Instruction → Return the lines below that carry the word "text".
>> Begin
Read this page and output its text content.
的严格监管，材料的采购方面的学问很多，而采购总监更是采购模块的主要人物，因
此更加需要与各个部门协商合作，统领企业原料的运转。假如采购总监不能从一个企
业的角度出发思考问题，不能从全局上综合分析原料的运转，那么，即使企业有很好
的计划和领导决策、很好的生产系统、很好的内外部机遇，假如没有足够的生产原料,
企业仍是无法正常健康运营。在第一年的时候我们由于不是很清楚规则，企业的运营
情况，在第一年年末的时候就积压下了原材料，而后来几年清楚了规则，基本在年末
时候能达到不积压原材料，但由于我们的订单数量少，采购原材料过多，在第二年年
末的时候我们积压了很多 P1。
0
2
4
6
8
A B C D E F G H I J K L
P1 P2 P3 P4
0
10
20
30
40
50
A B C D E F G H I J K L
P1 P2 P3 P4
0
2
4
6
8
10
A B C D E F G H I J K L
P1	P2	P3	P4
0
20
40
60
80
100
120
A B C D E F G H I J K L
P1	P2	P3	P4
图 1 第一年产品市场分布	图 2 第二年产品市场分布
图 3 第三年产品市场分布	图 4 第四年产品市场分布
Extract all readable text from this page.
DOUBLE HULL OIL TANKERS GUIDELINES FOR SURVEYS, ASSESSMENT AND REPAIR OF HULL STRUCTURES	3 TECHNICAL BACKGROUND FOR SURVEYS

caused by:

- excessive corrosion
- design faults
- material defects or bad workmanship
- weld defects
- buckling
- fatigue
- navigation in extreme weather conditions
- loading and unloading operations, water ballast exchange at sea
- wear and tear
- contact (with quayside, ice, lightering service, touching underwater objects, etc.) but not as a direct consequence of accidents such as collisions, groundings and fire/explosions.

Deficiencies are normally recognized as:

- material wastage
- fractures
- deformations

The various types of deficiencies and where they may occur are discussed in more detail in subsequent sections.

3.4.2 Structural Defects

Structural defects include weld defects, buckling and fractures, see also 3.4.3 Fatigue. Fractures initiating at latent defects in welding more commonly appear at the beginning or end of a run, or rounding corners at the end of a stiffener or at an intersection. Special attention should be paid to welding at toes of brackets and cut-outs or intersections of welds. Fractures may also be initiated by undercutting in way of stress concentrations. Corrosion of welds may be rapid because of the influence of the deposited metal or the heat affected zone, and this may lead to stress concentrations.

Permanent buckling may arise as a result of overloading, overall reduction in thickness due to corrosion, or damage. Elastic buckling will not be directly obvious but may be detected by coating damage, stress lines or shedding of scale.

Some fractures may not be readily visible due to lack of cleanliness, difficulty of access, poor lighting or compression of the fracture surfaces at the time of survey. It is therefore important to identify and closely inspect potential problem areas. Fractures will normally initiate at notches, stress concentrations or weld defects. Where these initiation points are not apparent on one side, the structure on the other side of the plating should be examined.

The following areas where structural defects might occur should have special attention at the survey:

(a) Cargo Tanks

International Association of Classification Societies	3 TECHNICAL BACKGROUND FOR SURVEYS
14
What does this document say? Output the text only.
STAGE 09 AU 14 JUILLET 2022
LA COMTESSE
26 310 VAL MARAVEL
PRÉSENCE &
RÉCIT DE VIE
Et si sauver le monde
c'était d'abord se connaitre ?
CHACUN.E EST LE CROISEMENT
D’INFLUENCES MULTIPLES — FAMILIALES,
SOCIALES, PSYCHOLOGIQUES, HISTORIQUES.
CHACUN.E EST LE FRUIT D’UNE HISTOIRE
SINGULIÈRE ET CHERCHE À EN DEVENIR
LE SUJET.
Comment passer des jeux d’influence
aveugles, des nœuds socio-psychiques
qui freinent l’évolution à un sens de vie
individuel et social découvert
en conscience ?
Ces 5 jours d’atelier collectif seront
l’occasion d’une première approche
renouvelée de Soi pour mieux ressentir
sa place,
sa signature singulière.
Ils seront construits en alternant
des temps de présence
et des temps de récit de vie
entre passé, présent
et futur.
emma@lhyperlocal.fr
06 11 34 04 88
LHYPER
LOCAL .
>> End
Reply to the task →
Read this page and output its text content.
Extract all readable text from this page.
What does this document say? Output the text only.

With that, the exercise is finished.